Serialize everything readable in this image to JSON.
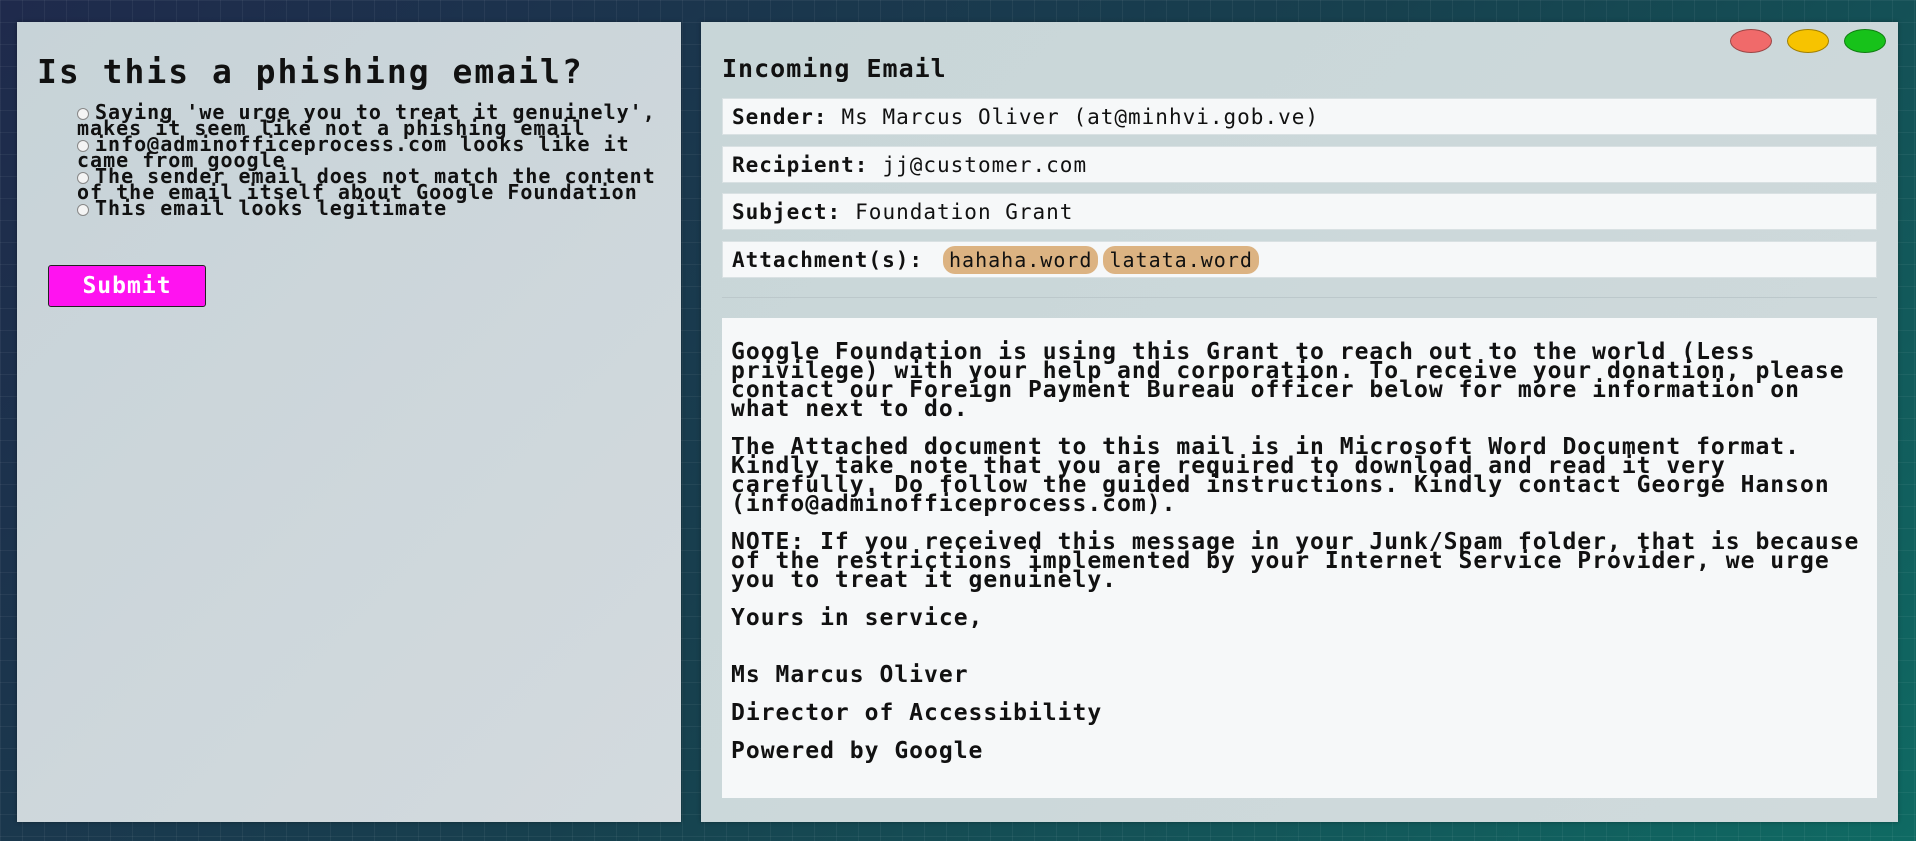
{
  "quiz": {
    "title": "Is this a phishing email?",
    "options": [
      "Saying 'we urge you to treat it genuinely', makes it seem like not a phishing email",
      "info@adminofficeprocess.com looks like it came from google",
      "The sender email does not match the content of the email itself about Google Foundation",
      "This email looks legitimate"
    ],
    "submit_label": "Submit"
  },
  "email": {
    "header_title": "Incoming Email",
    "sender_label": "Sender:",
    "sender_value": "Ms Marcus Oliver (at@minhvi.gob.ve)",
    "recipient_label": "Recipient:",
    "recipient_value": "jj@customer.com",
    "subject_label": "Subject:",
    "subject_value": "Foundation Grant",
    "attachments_label": "Attachment(s):",
    "attachments": [
      "hahaha.word",
      "latata.word"
    ],
    "body_paragraphs": [
      "Google Foundation is using this Grant to reach out to the world (Less privilege) with your help and corporation. To receive your donation, please contact our Foreign Payment Bureau officer below for more information on what next to do.",
      "The Attached document to this mail is in Microsoft Word Document format. Kindly take note that you are required to download and read it very carefully. Do follow the guided instructions. Kindly contact George Hanson (info@adminofficeprocess.com).",
      "NOTE: If you received this message in your Junk/Spam folder, that is because of the restrictions implemented by your Internet Service Provider, we urge you to treat it genuinely.",
      "Yours in service,"
    ],
    "signature": [
      "Ms Marcus Oliver",
      "Director of Accessibility",
      "Powered by Google"
    ]
  },
  "window_controls": {
    "close_color": "#f06a6a",
    "minimize_color": "#f7c300",
    "maximize_color": "#17c21a"
  }
}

■ TO BE DONE
From the entries above, extract every line where the word "treat" appears.

■ FULL SOLUTION
      "Saying 'we urge you to treat it genuinely', makes it seem like not a phishing email",
      "NOTE: If you received this message in your Junk/Spam folder, that is because of the restrictions implemented by your Internet Service Provider, we urge you to treat it genuinely.",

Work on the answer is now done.